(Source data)
## Begin

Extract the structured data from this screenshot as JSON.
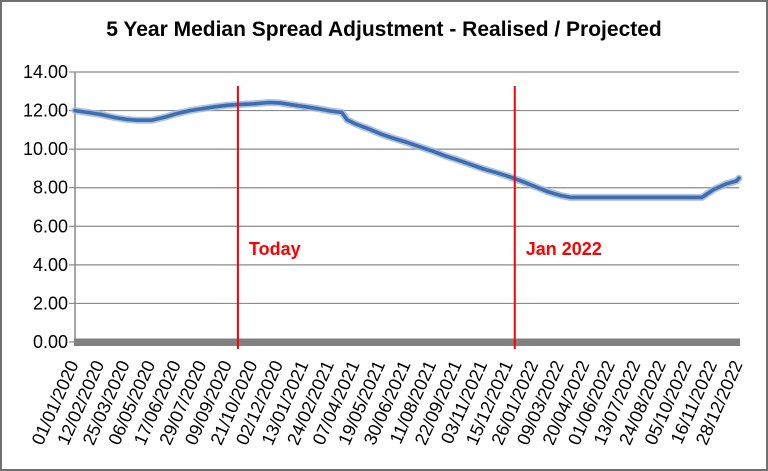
{
  "chart_data": {
    "type": "line",
    "title": "5 Year Median Spread Adjustment - Realised / Projected",
    "categories": [
      "01/01/2020",
      "12/02/2020",
      "25/03/2020",
      "06/05/2020",
      "17/06/2020",
      "29/07/2020",
      "09/09/2020",
      "21/10/2020",
      "02/12/2020",
      "13/01/2021",
      "24/02/2021",
      "07/04/2021",
      "19/05/2021",
      "30/06/2021",
      "11/08/2021",
      "22/09/2021",
      "03/11/2021",
      "15/12/2021",
      "26/01/2022",
      "09/03/2022",
      "20/04/2022",
      "01/06/2022",
      "13/07/2022",
      "24/08/2022",
      "05/10/2022",
      "16/11/2022",
      "28/12/2022"
    ],
    "values": [
      12.0,
      11.8,
      11.55,
      11.5,
      11.85,
      12.1,
      12.28,
      12.35,
      12.4,
      12.2,
      11.98,
      11.3,
      10.77,
      10.35,
      9.9,
      9.43,
      8.97,
      8.57,
      8.07,
      7.6,
      7.5,
      7.5,
      7.5,
      7.5,
      7.5,
      7.9,
      8.5
    ],
    "draw_points": [
      [
        0,
        12.0
      ],
      [
        0.5,
        11.9
      ],
      [
        1,
        11.8
      ],
      [
        1.5,
        11.65
      ],
      [
        2,
        11.55
      ],
      [
        2.4,
        11.5
      ],
      [
        3,
        11.5
      ],
      [
        3.5,
        11.65
      ],
      [
        4,
        11.85
      ],
      [
        4.5,
        12.0
      ],
      [
        5,
        12.1
      ],
      [
        5.5,
        12.2
      ],
      [
        6,
        12.28
      ],
      [
        6.5,
        12.32
      ],
      [
        7,
        12.35
      ],
      [
        7.6,
        12.42
      ],
      [
        8,
        12.4
      ],
      [
        8.5,
        12.3
      ],
      [
        9,
        12.2
      ],
      [
        9.5,
        12.1
      ],
      [
        10,
        11.98
      ],
      [
        10.45,
        11.9
      ],
      [
        10.65,
        11.52
      ],
      [
        11,
        11.3
      ],
      [
        11.5,
        11.05
      ],
      [
        12,
        10.77
      ],
      [
        12.5,
        10.55
      ],
      [
        13,
        10.35
      ],
      [
        13.5,
        10.12
      ],
      [
        14,
        9.9
      ],
      [
        14.5,
        9.65
      ],
      [
        15,
        9.43
      ],
      [
        15.5,
        9.2
      ],
      [
        16,
        8.97
      ],
      [
        16.5,
        8.78
      ],
      [
        17,
        8.57
      ],
      [
        17.5,
        8.33
      ],
      [
        18,
        8.07
      ],
      [
        18.5,
        7.8
      ],
      [
        19,
        7.6
      ],
      [
        19.4,
        7.5
      ],
      [
        20,
        7.5
      ],
      [
        21,
        7.5
      ],
      [
        22,
        7.5
      ],
      [
        23,
        7.5
      ],
      [
        24,
        7.5
      ],
      [
        24.55,
        7.5
      ],
      [
        25,
        7.9
      ],
      [
        25.5,
        8.2
      ],
      [
        25.9,
        8.35
      ],
      [
        26,
        8.5
      ]
    ],
    "ylim": [
      0,
      14
    ],
    "ytick_step": 2,
    "ytick_labels": [
      "0.00",
      "2.00",
      "4.00",
      "6.00",
      "8.00",
      "10.00",
      "12.00",
      "14.00"
    ],
    "grid": true,
    "legend": "none",
    "annotations": [
      {
        "label": "Today",
        "x_index": 6.38
      },
      {
        "label": "Jan 2022",
        "x_index": 17.22
      }
    ],
    "colors": {
      "line": "#3E6DB0",
      "line_halo": "#9DB8DC",
      "grid": "#8A8A8A",
      "axis": "#808080",
      "annotation": "#FF0000",
      "title": "#000000"
    }
  }
}
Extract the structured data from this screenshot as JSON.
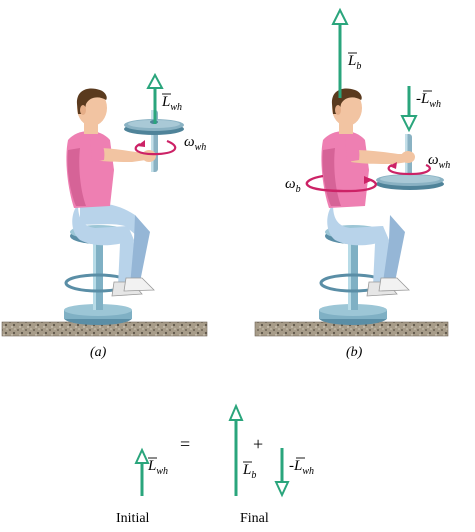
{
  "colors": {
    "arrow": "#2aa57c",
    "skin": "#f2c4a2",
    "hair": "#5a3a1e",
    "shirt": "#ee7fb2",
    "shirt_shadow": "#d66397",
    "pants": "#b8d3ea",
    "pants_shadow": "#95b6d6",
    "stool": "#7fb0c4",
    "stool_dark": "#5a8ea6",
    "wheel": "#8ab2c3",
    "wheel_dark": "#4f8399",
    "rotation": "#cc2266",
    "ground": "#9a8f7d"
  },
  "panel_a": {
    "label": "(a)",
    "vector_label": "L",
    "vector_sub": "wh",
    "omega_label": "ω",
    "omega_sub": "wh"
  },
  "panel_b": {
    "label": "(b)",
    "body_vector_label": "L",
    "body_vector_sub": "b",
    "wheel_vector_label": "-L",
    "wheel_vector_sub": "wh",
    "omega_wheel_label": "ω",
    "omega_wheel_sub": "wh",
    "omega_body_label": "ω",
    "omega_body_sub": "b"
  },
  "equation": {
    "initial_label": "L",
    "initial_sub": "wh",
    "equals": "=",
    "plus": "+",
    "body_label": "L",
    "body_sub": "b",
    "wheel_label": "-L",
    "wheel_sub": "wh",
    "caption_initial": "Initial",
    "caption_final": "Final"
  }
}
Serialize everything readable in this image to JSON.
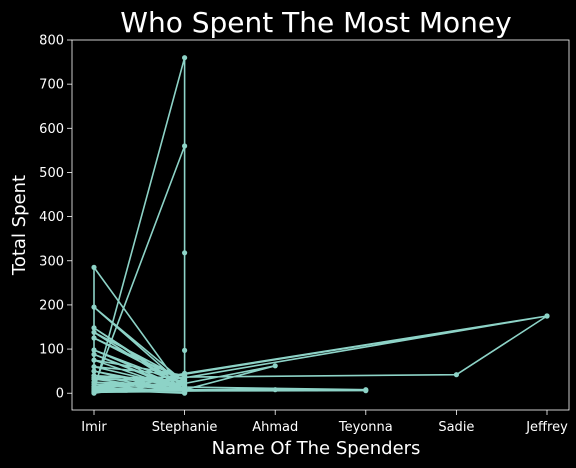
{
  "chart_data": {
    "type": "line",
    "title": "Who Spent The Most Money",
    "xlabel": "Name Of The Spenders",
    "ylabel": "Total Spent",
    "categories": [
      "Imir",
      "Stephanie",
      "Ahmad",
      "Teyonna",
      "Sadie",
      "Jeffrey"
    ],
    "yticks": [
      0,
      100,
      200,
      300,
      400,
      500,
      600,
      700,
      800
    ],
    "ylim": [
      -38,
      800
    ],
    "grid": false,
    "colors": {
      "background": "#000000",
      "line": "#8dd3c7",
      "text": "#ffffff"
    },
    "points": [
      [
        "Imir",
        5
      ],
      [
        "Stephanie",
        760
      ],
      [
        "Stephanie",
        2
      ],
      [
        "Imir",
        285
      ],
      [
        "Imir",
        0
      ],
      [
        "Stephanie",
        25
      ],
      [
        "Imir",
        195
      ],
      [
        "Stephanie",
        15
      ],
      [
        "Imir",
        148
      ],
      [
        "Stephanie",
        8
      ],
      [
        "Imir",
        138
      ],
      [
        "Stephanie",
        30
      ],
      [
        "Imir",
        125
      ],
      [
        "Stephanie",
        20
      ],
      [
        "Imir",
        98
      ],
      [
        "Stephanie",
        10
      ],
      [
        "Imir",
        88
      ],
      [
        "Stephanie",
        5
      ],
      [
        "Imir",
        75
      ],
      [
        "Stephanie",
        40
      ],
      [
        "Imir",
        60
      ],
      [
        "Stephanie",
        12
      ],
      [
        "Imir",
        50
      ],
      [
        "Stephanie",
        3
      ],
      [
        "Imir",
        40
      ],
      [
        "Stephanie",
        28
      ],
      [
        "Imir",
        32
      ],
      [
        "Stephanie",
        6
      ],
      [
        "Imir",
        25
      ],
      [
        "Stephanie",
        18
      ],
      [
        "Imir",
        15
      ],
      [
        "Stephanie",
        560
      ],
      [
        "Stephanie",
        318
      ],
      [
        "Stephanie",
        97
      ],
      [
        "Stephanie",
        0
      ],
      [
        "Imir",
        8
      ],
      [
        "Stephanie",
        35
      ],
      [
        "Jeffrey",
        175
      ],
      [
        "Sadie",
        42
      ],
      [
        "Imir",
        35
      ],
      [
        "Stephanie",
        22
      ],
      [
        "Ahmad",
        62
      ],
      [
        "Stephanie",
        8
      ],
      [
        "Ahmad",
        8
      ],
      [
        "Imir",
        3
      ],
      [
        "Teyonna",
        8
      ],
      [
        "Stephanie",
        14
      ],
      [
        "Teyonna",
        6
      ],
      [
        "Imir",
        5
      ],
      [
        "Stephanie",
        45
      ],
      [
        "Jeffrey",
        175
      ],
      [
        "Imir",
        10
      ],
      [
        "Stephanie",
        4
      ],
      [
        "Imir",
        2
      ],
      [
        "Stephanie",
        12
      ],
      [
        "Imir",
        20
      ],
      [
        "Stephanie",
        1
      ],
      [
        "Imir",
        12
      ],
      [
        "Stephanie",
        6
      ]
    ]
  }
}
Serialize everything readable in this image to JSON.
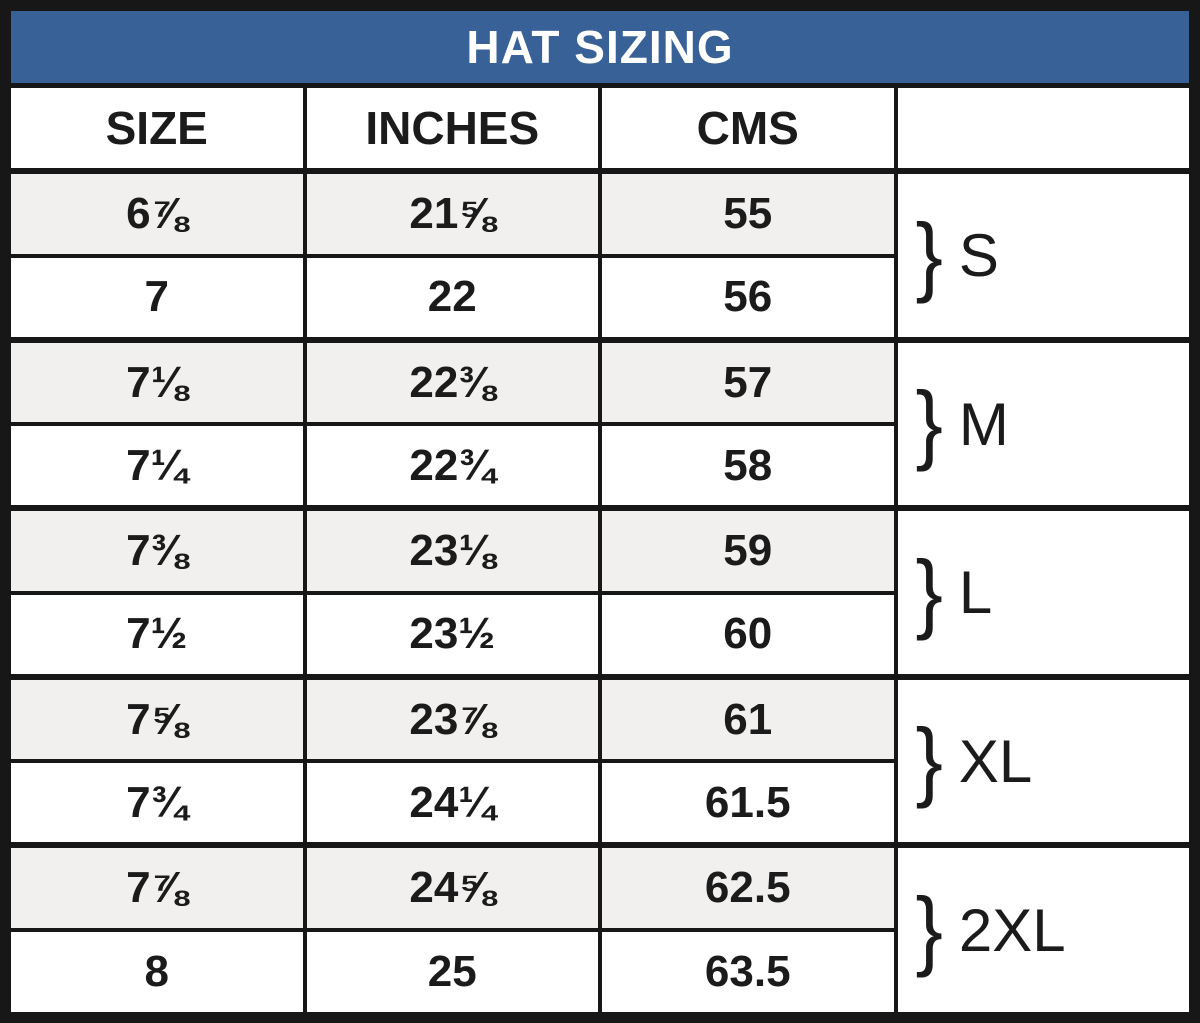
{
  "brace": "}",
  "colors": {
    "title_bg": "#386197",
    "title_text": "#ffffff",
    "row_alt_bg": "#f1f0ef",
    "row_bg": "#ffffff",
    "border": "#171717",
    "cell_text": "#1b1b1b"
  },
  "chart_data": {
    "type": "table",
    "title": "HAT SIZING",
    "columns": [
      "SIZE",
      "INCHES",
      "CMS",
      ""
    ],
    "rows": [
      [
        "6⅞",
        "21⅝",
        "55"
      ],
      [
        "7",
        "22",
        "56"
      ],
      [
        "7⅛",
        "22⅜",
        "57"
      ],
      [
        "7¼",
        "22¾",
        "58"
      ],
      [
        "7⅜",
        "23⅛",
        "59"
      ],
      [
        "7½",
        "23½",
        "60"
      ],
      [
        "7⅝",
        "23⅞",
        "61"
      ],
      [
        "7¾",
        "24¼",
        "61.5"
      ],
      [
        "7⅞",
        "24⅝",
        "62.5"
      ],
      [
        "8",
        "25",
        "63.5"
      ]
    ],
    "row_groups": [
      {
        "label": "S",
        "rows": [
          0,
          1
        ]
      },
      {
        "label": "M",
        "rows": [
          2,
          3
        ]
      },
      {
        "label": "L",
        "rows": [
          4,
          5
        ]
      },
      {
        "label": "XL",
        "rows": [
          6,
          7
        ]
      },
      {
        "label": "2XL",
        "rows": [
          8,
          9
        ]
      }
    ],
    "layout": {
      "row_striping": "alternating gray/white per row",
      "group_column": "right column, brace + label, merged across 2 rows"
    }
  }
}
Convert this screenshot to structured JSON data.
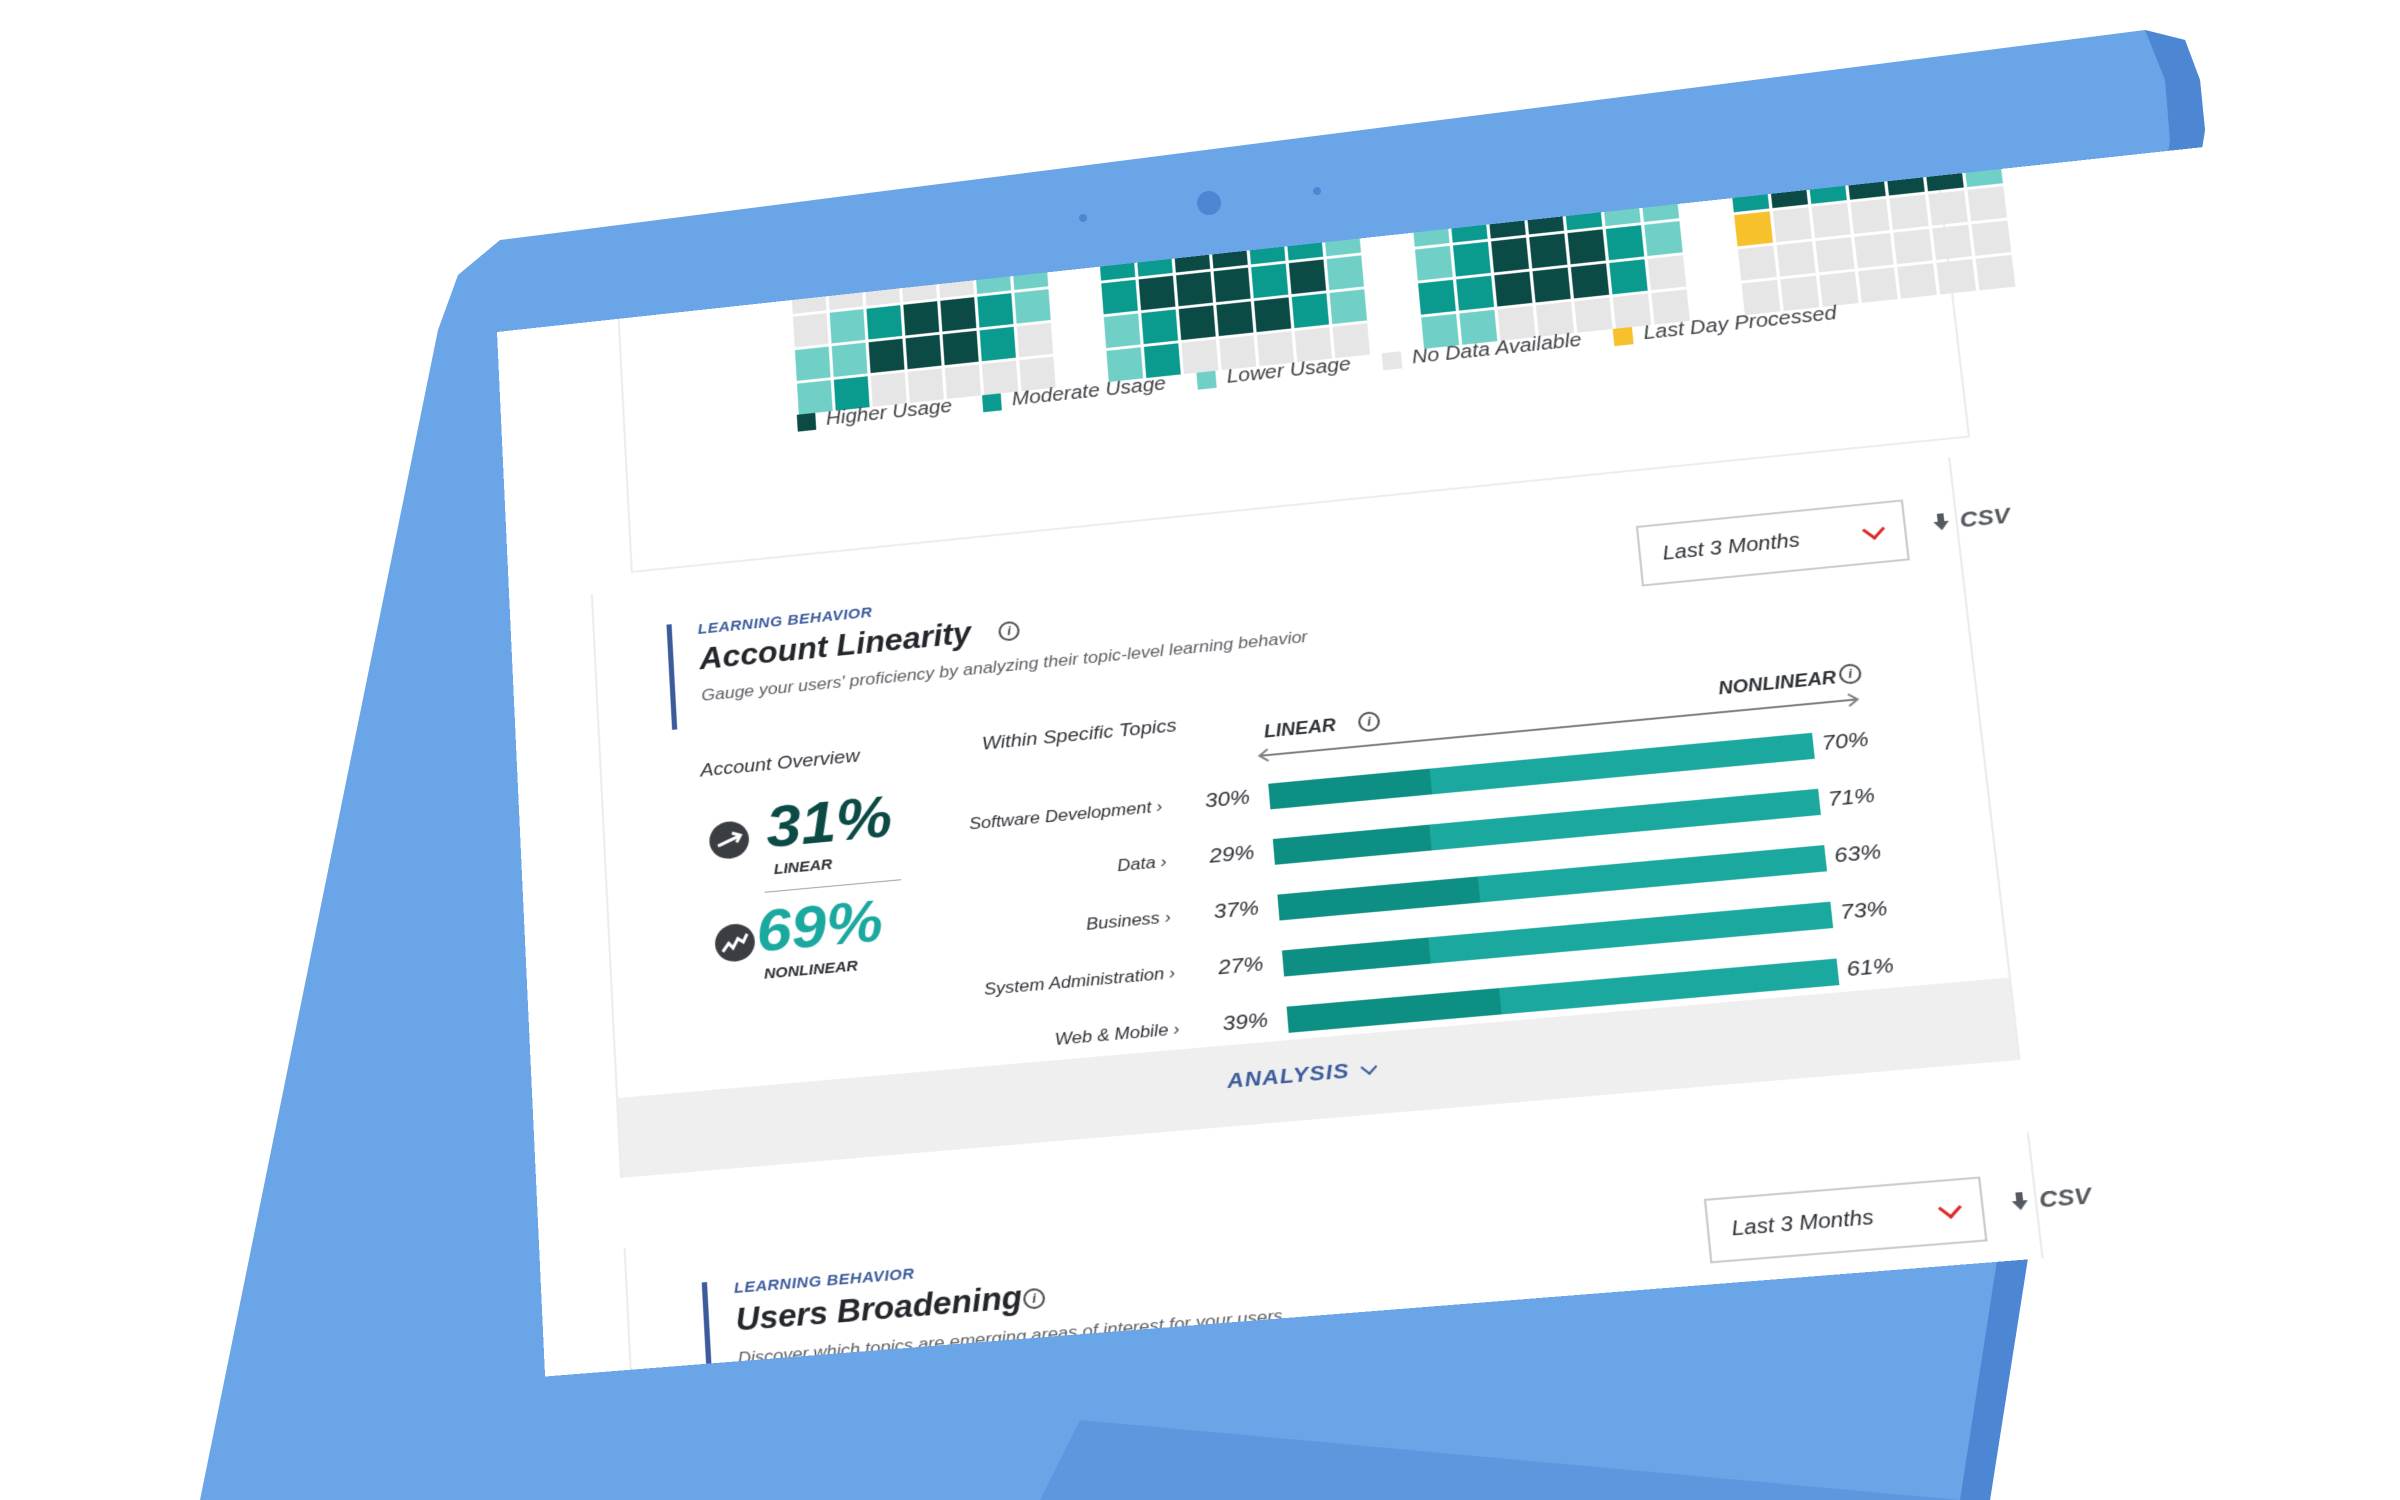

## End

§ **Objective**
Which lines hold the word "Spent"? Copy every one of them.

§ **Response**
    "title": "Who Spent The Most Money",
    "ylabel": "Total Spent",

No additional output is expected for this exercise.